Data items

= = = =

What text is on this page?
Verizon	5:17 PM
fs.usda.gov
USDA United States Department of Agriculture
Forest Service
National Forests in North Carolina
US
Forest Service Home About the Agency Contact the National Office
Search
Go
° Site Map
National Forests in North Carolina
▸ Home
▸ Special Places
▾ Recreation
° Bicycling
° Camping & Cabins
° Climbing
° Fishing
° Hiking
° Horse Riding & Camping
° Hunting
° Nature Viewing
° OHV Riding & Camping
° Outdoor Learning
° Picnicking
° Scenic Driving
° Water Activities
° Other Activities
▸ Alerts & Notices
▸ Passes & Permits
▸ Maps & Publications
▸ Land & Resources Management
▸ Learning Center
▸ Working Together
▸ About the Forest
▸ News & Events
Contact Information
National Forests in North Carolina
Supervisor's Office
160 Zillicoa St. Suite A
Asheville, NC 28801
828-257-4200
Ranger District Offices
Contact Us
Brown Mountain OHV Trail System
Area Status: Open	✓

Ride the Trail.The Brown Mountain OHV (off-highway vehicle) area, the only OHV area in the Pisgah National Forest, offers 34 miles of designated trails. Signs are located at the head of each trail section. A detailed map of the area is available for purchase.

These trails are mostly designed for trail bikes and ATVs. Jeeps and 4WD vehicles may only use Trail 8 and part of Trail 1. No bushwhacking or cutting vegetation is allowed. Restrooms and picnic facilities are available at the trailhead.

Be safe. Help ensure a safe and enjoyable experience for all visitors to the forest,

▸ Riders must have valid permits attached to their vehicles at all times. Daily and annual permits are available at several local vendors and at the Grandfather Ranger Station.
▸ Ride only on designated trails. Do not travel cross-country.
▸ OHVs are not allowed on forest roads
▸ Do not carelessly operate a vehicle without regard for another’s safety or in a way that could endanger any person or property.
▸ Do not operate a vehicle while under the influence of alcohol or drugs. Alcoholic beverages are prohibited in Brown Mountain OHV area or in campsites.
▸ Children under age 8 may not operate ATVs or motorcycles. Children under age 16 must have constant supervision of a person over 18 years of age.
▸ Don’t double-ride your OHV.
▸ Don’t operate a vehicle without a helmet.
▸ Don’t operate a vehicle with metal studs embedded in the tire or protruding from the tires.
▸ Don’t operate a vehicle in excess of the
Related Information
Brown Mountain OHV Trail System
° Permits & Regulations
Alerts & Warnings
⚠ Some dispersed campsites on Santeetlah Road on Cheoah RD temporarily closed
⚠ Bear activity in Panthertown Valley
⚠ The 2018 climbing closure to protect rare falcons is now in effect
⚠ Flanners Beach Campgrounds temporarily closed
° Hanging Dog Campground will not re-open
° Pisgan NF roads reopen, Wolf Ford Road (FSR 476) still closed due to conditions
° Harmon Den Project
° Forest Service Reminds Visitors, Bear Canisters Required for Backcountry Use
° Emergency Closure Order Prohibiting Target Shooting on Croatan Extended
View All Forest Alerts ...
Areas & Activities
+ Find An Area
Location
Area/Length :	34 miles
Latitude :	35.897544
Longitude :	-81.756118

= = = =

WHAT IS EXPECTED -
For each line of the listing that holds the word "Activities", show that line.

TASK ANSWER -
° Water Activities
° Other Activities
Areas & Activities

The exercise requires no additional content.